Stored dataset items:
================

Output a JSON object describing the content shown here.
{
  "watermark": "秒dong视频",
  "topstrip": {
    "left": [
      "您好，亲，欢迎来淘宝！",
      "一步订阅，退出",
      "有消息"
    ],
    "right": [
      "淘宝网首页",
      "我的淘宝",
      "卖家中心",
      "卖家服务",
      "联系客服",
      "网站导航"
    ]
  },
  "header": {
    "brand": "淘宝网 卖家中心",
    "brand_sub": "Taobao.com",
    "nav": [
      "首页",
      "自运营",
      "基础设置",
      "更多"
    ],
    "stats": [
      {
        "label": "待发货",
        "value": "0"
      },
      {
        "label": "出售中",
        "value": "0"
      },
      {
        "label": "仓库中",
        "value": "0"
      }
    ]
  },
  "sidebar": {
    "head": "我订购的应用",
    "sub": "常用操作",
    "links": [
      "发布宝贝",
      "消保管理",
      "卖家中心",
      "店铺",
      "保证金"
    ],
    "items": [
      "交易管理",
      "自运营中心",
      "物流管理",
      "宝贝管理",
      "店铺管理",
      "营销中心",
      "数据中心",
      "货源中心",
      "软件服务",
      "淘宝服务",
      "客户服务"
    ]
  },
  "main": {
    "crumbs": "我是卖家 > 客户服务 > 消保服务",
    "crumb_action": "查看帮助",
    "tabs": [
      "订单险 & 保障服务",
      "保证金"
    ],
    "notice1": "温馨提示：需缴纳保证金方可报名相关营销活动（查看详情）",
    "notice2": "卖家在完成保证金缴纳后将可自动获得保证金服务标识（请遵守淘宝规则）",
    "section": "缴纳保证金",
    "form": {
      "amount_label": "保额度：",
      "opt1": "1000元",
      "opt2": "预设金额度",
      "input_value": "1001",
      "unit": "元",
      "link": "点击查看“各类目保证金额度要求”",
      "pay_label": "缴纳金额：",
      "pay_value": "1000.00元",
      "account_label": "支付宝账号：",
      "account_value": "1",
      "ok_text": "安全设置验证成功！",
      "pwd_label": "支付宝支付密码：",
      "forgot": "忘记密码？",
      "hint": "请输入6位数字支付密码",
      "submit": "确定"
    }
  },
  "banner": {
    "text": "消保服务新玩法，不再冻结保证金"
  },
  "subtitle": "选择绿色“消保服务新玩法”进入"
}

================

--- What you should do ---
Transcribe the data. Leave every line exactly as it is.

--- In response ---
Output a JSON object describing the content shown here.
{
  "watermark": "秒dong视频",
  "topstrip": {
    "left": [
      "您好，亲，欢迎来淘宝！",
      "一步订阅，退出",
      "有消息"
    ],
    "right": [
      "淘宝网首页",
      "我的淘宝",
      "卖家中心",
      "卖家服务",
      "联系客服",
      "网站导航"
    ]
  },
  "header": {
    "brand": "淘宝网 卖家中心",
    "brand_sub": "Taobao.com",
    "nav": [
      "首页",
      "自运营",
      "基础设置",
      "更多"
    ],
    "stats": [
      {
        "label": "待发货",
        "value": "0"
      },
      {
        "label": "出售中",
        "value": "0"
      },
      {
        "label": "仓库中",
        "value": "0"
      }
    ]
  },
  "sidebar": {
    "head": "我订购的应用",
    "sub": "常用操作",
    "links": [
      "发布宝贝",
      "消保管理",
      "卖家中心",
      "店铺",
      "保证金"
    ],
    "items": [
      "交易管理",
      "自运营中心",
      "物流管理",
      "宝贝管理",
      "店铺管理",
      "营销中心",
      "数据中心",
      "货源中心",
      "软件服务",
      "淘宝服务",
      "客户服务"
    ]
  },
  "main": {
    "crumbs": "我是卖家 > 客户服务 > 消保服务",
    "crumb_action": "查看帮助",
    "tabs": [
      "订单险 & 保障服务",
      "保证金"
    ],
    "notice1": "温馨提示：需缴纳保证金方可报名相关营销活动（查看详情）",
    "notice2": "卖家在完成保证金缴纳后将可自动获得保证金服务标识（请遵守淘宝规则）",
    "section": "缴纳保证金",
    "form": {
      "amount_label": "保额度：",
      "opt1": "1000元",
      "opt2": "预设金额度",
      "input_value": "1001",
      "unit": "元",
      "link": "点击查看“各类目保证金额度要求”",
      "pay_label": "缴纳金额：",
      "pay_value": "1000.00元",
      "account_label": "支付宝账号：",
      "account_value": "1",
      "ok_text": "安全设置验证成功！",
      "pwd_label": "支付宝支付密码：",
      "forgot": "忘记密码？",
      "hint": "请输入6位数字支付密码",
      "submit": "确定"
    }
  },
  "banner": {
    "text": "消保服务新玩法，不再冻结保证金"
  },
  "subtitle": "选择绿色“消保服务新玩法”进入"
}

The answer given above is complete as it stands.